» **SOURCE TEXT**
To apply such transformation the signal is first down-sampled to 5 KHz or even 4 KHz, single channel, and the short-term-FFT is applied over a 100 ms acoustic segments, previously filtered using an anti-aliasing window (for example a Hamming window) to reduce the borders effects in the spectrogram. Then a MEL filter bank of size 18 or 34 is applied over the frequency range between 300 Hz and 2 KHz to obtain a final vector. This processing is done for every 10 ms of input signal. Note that bigger frequency ranges (for example up to 4 or 8 KHz) and more MEL bands can be computed with very little variation in the final fingerprint. In the rest of this description they will just be considered the 18 and 34 band cases.
Extraction of Spectrogram Peaks
Once the spectral representation of the signal has been obtained, it is necessary to select salient points in the spectral domain wherein centering the computation of the proposed MASK fingerprint. There are several possible criteria for the selection of salient points, such as: (i) local maxima of the spectra (i.e. spectral peaks), (ii) local minima, (iii) their inflection points or (iv) other derived points (e.g. the centroid of all peaks for a certain time frame). In the preferred implementation the local maxima is used as it is resilient to many audio transformations. In general, a local spectral maxima or spectral peak can be defined as any point in frequency whose energy is greater than the points adjacent to it, either in frequency, time or in both.
In addition to selecting local energy maxima, usually some other constraints are applied to narrow down the number of salient points. One such constraint can be the number of fingerprints the designer of the system desires to encode per second (i.e. the density of salient points). The more peaks selected the bigger the storage needs are; and on the contrary, the easiest it is to find matching points between two altered signals originally coming from the same source. Some observations indicate that a good coverage of the audio is obtained by extracting between 50 and 100 peaks per second. This flexibility allows lowering the number of peaks for certain applications with strong memory or transmission limitations, or otherwise incrementing it in server-based solutions with big processing and storage capabilities. Other constraints that can condition the selection of any given peak are their absolute energy values (peaks with smaller energy values are a priori more prone to become errors), the elimination of smaller peaks close to higher energy ones, etc.

» **DATA EXCERPT**
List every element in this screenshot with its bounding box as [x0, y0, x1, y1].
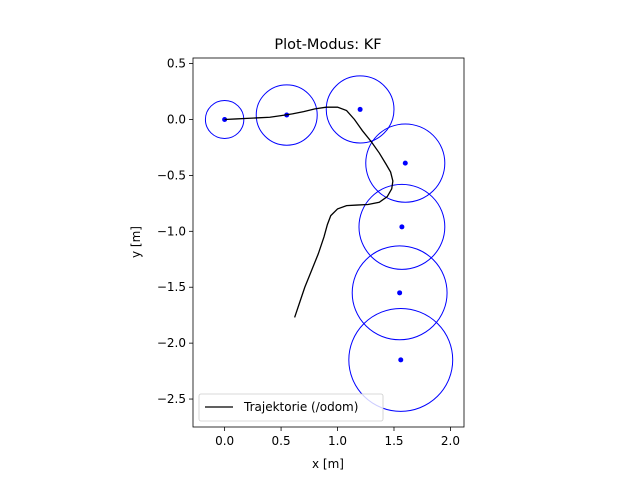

» **CHALLENGE**
According to the audio fingerprinting text, how many peaks per second give good coverage of the audio? The listing has no connection to the audio fingerprinting text.

» **RESULT OF THIS TASK**
Between 50 and 100 peaks per second.